Data extracted from a collection =>
☆ ☆ ☆ ☆ ☆

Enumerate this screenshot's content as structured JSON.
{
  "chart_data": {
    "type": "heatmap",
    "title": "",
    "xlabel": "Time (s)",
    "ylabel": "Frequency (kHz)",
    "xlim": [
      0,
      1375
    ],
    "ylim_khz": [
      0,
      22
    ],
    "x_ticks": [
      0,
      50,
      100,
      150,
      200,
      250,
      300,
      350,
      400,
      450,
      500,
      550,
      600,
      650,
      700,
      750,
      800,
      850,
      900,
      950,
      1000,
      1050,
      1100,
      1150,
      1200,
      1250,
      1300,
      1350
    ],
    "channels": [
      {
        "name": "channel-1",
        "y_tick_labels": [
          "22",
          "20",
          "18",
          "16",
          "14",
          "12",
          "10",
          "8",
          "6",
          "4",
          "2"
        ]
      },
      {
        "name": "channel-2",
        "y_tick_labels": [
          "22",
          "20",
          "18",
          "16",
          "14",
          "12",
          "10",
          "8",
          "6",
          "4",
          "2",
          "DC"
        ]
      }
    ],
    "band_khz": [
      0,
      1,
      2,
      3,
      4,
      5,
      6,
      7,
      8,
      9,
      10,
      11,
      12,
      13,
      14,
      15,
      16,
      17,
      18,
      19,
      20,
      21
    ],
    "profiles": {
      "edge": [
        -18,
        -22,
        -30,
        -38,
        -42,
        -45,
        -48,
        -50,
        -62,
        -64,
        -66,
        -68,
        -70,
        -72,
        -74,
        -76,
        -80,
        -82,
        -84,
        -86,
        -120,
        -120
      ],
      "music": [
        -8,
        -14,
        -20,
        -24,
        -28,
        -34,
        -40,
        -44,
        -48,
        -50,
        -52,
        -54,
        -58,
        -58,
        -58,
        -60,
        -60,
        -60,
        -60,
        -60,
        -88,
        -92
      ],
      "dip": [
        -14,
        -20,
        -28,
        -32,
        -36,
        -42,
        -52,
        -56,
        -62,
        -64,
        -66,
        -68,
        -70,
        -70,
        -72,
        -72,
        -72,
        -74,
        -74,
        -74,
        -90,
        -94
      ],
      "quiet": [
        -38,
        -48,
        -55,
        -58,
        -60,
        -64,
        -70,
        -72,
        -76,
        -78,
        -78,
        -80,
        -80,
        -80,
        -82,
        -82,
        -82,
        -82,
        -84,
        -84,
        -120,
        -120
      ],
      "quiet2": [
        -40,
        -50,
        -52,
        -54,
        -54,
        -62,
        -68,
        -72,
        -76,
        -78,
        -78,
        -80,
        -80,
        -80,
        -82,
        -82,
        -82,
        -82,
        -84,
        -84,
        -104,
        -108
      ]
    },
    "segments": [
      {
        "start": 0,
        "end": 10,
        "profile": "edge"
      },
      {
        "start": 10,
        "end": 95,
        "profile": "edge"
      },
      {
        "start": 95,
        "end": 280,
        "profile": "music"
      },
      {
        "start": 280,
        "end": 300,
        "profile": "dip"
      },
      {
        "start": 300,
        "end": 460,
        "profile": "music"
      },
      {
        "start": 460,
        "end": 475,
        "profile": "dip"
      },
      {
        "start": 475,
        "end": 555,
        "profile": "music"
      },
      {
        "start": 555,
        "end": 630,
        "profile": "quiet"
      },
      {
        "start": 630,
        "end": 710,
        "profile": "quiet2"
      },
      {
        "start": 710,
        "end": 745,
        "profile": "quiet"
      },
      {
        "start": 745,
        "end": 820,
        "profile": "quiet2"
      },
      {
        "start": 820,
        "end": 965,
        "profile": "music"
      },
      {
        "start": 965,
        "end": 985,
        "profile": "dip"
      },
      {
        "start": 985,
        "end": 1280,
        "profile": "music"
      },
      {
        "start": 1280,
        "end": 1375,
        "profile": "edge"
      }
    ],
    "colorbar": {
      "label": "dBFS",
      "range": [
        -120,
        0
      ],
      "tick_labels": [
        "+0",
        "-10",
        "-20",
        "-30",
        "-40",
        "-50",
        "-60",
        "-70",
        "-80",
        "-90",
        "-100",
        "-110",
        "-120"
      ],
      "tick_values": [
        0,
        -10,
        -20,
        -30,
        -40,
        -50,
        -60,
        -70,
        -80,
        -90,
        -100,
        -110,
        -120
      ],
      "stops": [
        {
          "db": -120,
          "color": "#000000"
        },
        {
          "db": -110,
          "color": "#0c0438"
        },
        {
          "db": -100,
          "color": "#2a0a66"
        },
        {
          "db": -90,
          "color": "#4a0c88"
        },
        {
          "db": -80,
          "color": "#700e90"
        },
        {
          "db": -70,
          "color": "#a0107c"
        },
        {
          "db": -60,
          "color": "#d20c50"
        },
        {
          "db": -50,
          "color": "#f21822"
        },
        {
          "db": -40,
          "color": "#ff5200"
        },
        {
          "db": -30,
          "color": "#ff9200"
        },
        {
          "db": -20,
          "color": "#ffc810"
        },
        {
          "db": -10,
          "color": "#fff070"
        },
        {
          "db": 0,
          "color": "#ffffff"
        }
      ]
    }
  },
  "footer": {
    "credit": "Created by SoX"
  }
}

☆ ☆ ☆ ☆ ☆

The exercise =>
Reproduce the data in full, exactly as presented.

Answer to the problem =>
Enumerate this screenshot's content as structured JSON.
{
  "chart_data": {
    "type": "heatmap",
    "title": "",
    "xlabel": "Time (s)",
    "ylabel": "Frequency (kHz)",
    "xlim": [
      0,
      1375
    ],
    "ylim_khz": [
      0,
      22
    ],
    "x_ticks": [
      0,
      50,
      100,
      150,
      200,
      250,
      300,
      350,
      400,
      450,
      500,
      550,
      600,
      650,
      700,
      750,
      800,
      850,
      900,
      950,
      1000,
      1050,
      1100,
      1150,
      1200,
      1250,
      1300,
      1350
    ],
    "channels": [
      {
        "name": "channel-1",
        "y_tick_labels": [
          "22",
          "20",
          "18",
          "16",
          "14",
          "12",
          "10",
          "8",
          "6",
          "4",
          "2"
        ]
      },
      {
        "name": "channel-2",
        "y_tick_labels": [
          "22",
          "20",
          "18",
          "16",
          "14",
          "12",
          "10",
          "8",
          "6",
          "4",
          "2",
          "DC"
        ]
      }
    ],
    "band_khz": [
      0,
      1,
      2,
      3,
      4,
      5,
      6,
      7,
      8,
      9,
      10,
      11,
      12,
      13,
      14,
      15,
      16,
      17,
      18,
      19,
      20,
      21
    ],
    "profiles": {
      "edge": [
        -18,
        -22,
        -30,
        -38,
        -42,
        -45,
        -48,
        -50,
        -62,
        -64,
        -66,
        -68,
        -70,
        -72,
        -74,
        -76,
        -80,
        -82,
        -84,
        -86,
        -120,
        -120
      ],
      "music": [
        -8,
        -14,
        -20,
        -24,
        -28,
        -34,
        -40,
        -44,
        -48,
        -50,
        -52,
        -54,
        -58,
        -58,
        -58,
        -60,
        -60,
        -60,
        -60,
        -60,
        -88,
        -92
      ],
      "dip": [
        -14,
        -20,
        -28,
        -32,
        -36,
        -42,
        -52,
        -56,
        -62,
        -64,
        -66,
        -68,
        -70,
        -70,
        -72,
        -72,
        -72,
        -74,
        -74,
        -74,
        -90,
        -94
      ],
      "quiet": [
        -38,
        -48,
        -55,
        -58,
        -60,
        -64,
        -70,
        -72,
        -76,
        -78,
        -78,
        -80,
        -80,
        -80,
        -82,
        -82,
        -82,
        -82,
        -84,
        -84,
        -120,
        -120
      ],
      "quiet2": [
        -40,
        -50,
        -52,
        -54,
        -54,
        -62,
        -68,
        -72,
        -76,
        -78,
        -78,
        -80,
        -80,
        -80,
        -82,
        -82,
        -82,
        -82,
        -84,
        -84,
        -104,
        -108
      ]
    },
    "segments": [
      {
        "start": 0,
        "end": 10,
        "profile": "edge"
      },
      {
        "start": 10,
        "end": 95,
        "profile": "edge"
      },
      {
        "start": 95,
        "end": 280,
        "profile": "music"
      },
      {
        "start": 280,
        "end": 300,
        "profile": "dip"
      },
      {
        "start": 300,
        "end": 460,
        "profile": "music"
      },
      {
        "start": 460,
        "end": 475,
        "profile": "dip"
      },
      {
        "start": 475,
        "end": 555,
        "profile": "music"
      },
      {
        "start": 555,
        "end": 630,
        "profile": "quiet"
      },
      {
        "start": 630,
        "end": 710,
        "profile": "quiet2"
      },
      {
        "start": 710,
        "end": 745,
        "profile": "quiet"
      },
      {
        "start": 745,
        "end": 820,
        "profile": "quiet2"
      },
      {
        "start": 820,
        "end": 965,
        "profile": "music"
      },
      {
        "start": 965,
        "end": 985,
        "profile": "dip"
      },
      {
        "start": 985,
        "end": 1280,
        "profile": "music"
      },
      {
        "start": 1280,
        "end": 1375,
        "profile": "edge"
      }
    ],
    "colorbar": {
      "label": "dBFS",
      "range": [
        -120,
        0
      ],
      "tick_labels": [
        "+0",
        "-10",
        "-20",
        "-30",
        "-40",
        "-50",
        "-60",
        "-70",
        "-80",
        "-90",
        "-100",
        "-110",
        "-120"
      ],
      "tick_values": [
        0,
        -10,
        -20,
        -30,
        -40,
        -50,
        -60,
        -70,
        -80,
        -90,
        -100,
        -110,
        -120
      ],
      "stops": [
        {
          "db": -120,
          "color": "#000000"
        },
        {
          "db": -110,
          "color": "#0c0438"
        },
        {
          "db": -100,
          "color": "#2a0a66"
        },
        {
          "db": -90,
          "color": "#4a0c88"
        },
        {
          "db": -80,
          "color": "#700e90"
        },
        {
          "db": -70,
          "color": "#a0107c"
        },
        {
          "db": -60,
          "color": "#d20c50"
        },
        {
          "db": -50,
          "color": "#f21822"
        },
        {
          "db": -40,
          "color": "#ff5200"
        },
        {
          "db": -30,
          "color": "#ff9200"
        },
        {
          "db": -20,
          "color": "#ffc810"
        },
        {
          "db": -10,
          "color": "#fff070"
        },
        {
          "db": 0,
          "color": "#ffffff"
        }
      ]
    }
  },
  "footer": {
    "credit": "Created by SoX"
  }
}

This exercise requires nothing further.